Problem 1: Put the entries below into a Markdown table with the columns Row and Line, numbering each row and leaving out blank lines. Begin at the first line of the entries and stop after the line that contains "button[interactable]: n [298, 602, 346, 666]".

Passage to read:
+ + + + +

He was my dog Belle's sire. Sadly, his career was cut short by Canine Cognitive Disorder, so he never got the last few points for the FC/AFC titles. And Mike, his call name was Pi (3.14.........), not "Pie" LOL!-Paul


----------



## Todd Caswell (Jun 24, 2008)

Didn't look at the date on the first post thought Fred was Back


----------



## Bridget Bodine (Mar 4, 2008)

Looks like Fred is on a roll with a Grady pup


----------



## Buzz (Apr 27, 2005)

I see he has 3 senior passes out of 4 this year.

Not sure what the definition of tearing it up is.


----------



## Eric Fryer (May 23, 2006)

I met him at the Las Vegas Retriever club test last month. Seemed like a nice enough guy.


----------



## moscowitz (Nov 17, 2004)

Paul your right Pi . I should know better. When I first started this game. I trained with Rex and Pi. All I can say WOO.


----------



## BonMallari (Feb 7, 2008)

Eric Fryer said:


> I met him at the Las Vegas Retriever club test last month. Seemed like a nice enough guy.


in Fred's defense he is probably one of the most misunderstood guys to have graced the RTF..I tangled with him on here and then I not only got a chance to meet him but I also trained with him on more than one occasion along with waiting on he and his wife at the restaurant.

+ + + + +

Data:
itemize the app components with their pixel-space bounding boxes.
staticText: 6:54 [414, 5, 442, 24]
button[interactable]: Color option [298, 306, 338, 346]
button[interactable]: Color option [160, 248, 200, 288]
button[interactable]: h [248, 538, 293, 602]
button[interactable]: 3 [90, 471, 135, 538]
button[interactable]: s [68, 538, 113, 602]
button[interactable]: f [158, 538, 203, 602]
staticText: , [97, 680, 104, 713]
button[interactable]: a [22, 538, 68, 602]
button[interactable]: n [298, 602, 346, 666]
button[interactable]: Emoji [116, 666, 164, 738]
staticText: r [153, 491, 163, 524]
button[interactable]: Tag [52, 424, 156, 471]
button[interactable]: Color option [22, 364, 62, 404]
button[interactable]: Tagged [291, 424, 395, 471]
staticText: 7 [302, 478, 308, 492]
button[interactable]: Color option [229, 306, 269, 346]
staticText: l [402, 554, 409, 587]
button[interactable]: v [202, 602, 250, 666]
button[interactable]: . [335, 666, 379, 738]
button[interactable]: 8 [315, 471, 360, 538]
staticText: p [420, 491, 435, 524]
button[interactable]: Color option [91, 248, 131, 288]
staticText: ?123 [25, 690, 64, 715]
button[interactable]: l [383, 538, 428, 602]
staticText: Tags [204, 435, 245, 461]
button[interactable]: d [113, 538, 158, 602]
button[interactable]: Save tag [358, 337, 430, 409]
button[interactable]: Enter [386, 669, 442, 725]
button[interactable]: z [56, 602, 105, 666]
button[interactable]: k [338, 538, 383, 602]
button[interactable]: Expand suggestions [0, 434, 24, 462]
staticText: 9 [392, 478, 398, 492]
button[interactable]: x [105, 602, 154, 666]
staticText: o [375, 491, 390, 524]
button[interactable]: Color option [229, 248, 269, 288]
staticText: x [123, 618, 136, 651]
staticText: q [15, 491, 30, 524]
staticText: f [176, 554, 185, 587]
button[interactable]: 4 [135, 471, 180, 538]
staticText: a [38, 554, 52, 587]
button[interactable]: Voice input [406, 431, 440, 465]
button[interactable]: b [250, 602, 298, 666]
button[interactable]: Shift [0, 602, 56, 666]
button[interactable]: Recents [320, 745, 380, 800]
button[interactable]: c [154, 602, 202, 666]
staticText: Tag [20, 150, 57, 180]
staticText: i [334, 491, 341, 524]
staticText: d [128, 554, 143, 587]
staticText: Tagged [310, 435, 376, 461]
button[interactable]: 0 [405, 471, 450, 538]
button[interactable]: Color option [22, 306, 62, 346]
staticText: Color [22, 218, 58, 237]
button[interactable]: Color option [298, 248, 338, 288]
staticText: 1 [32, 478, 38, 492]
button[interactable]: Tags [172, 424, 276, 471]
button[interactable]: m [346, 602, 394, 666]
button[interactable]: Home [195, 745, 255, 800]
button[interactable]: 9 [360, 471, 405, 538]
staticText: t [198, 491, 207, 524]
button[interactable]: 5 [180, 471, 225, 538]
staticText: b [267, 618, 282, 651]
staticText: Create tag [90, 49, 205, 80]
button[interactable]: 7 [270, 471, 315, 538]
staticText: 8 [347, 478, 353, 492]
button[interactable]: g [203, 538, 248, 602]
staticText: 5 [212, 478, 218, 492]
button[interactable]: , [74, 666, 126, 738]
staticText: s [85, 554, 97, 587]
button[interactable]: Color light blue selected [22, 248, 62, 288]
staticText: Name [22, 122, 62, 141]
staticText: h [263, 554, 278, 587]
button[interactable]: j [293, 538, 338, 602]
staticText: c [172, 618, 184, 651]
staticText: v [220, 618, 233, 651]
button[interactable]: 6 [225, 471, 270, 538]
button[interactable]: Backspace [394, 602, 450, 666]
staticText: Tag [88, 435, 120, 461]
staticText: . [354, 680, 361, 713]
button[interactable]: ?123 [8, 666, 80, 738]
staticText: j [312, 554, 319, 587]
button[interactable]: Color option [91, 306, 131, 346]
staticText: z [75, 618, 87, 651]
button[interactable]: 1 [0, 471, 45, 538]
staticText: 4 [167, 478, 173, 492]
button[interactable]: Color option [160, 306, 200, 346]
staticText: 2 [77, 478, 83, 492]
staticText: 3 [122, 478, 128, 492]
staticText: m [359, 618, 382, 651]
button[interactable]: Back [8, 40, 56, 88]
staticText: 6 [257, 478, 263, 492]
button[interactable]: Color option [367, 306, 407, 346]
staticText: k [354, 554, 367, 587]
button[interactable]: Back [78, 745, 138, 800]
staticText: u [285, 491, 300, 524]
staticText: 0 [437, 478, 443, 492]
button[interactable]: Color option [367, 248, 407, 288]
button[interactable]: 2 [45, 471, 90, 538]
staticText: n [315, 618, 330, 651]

+ + + + +

Problem 2: From the retriever forum thread above, output the passage that begins at the words "## Eric Fryer" and stops after the words "(Nov 17, 2004)", copied without changes.

Correct result 1:
| Row | Line |
|---|---|
| 1 | itemize the app components with their pixel-space bounding boxes. |
| 2 | staticText: 6:54 [414, 5, 442, 24] |
| 3 | button[interactable]: Color option [298, 306, 338, 346] |
| 4 | button[interactable]: Color option [160, 248, 200, 288] |
| 5 | button[interactable]: h [248, 538, 293, 602] |
| 6 | button[interactable]: 3 [90, 471, 135, 538] |
| 7 | button[interactable]: s [68, 538, 113, 602] |
| 8 | button[interactable]: f [158, 538, 203, 602] |
| 9 | staticText: , [97, 680, 104, 713] |
| 10 | button[interactable]: a [22, 538, 68, 602] |
| 11 | button[interactable]: n [298, 602, 346, 666] |

Correct result 2:
## Eric Fryer (May 23, 2006)

I met him at the Las Vegas Retriever club test last month. Seemed like a nice enough guy.


----------



## moscowitz (Nov 17, 2004)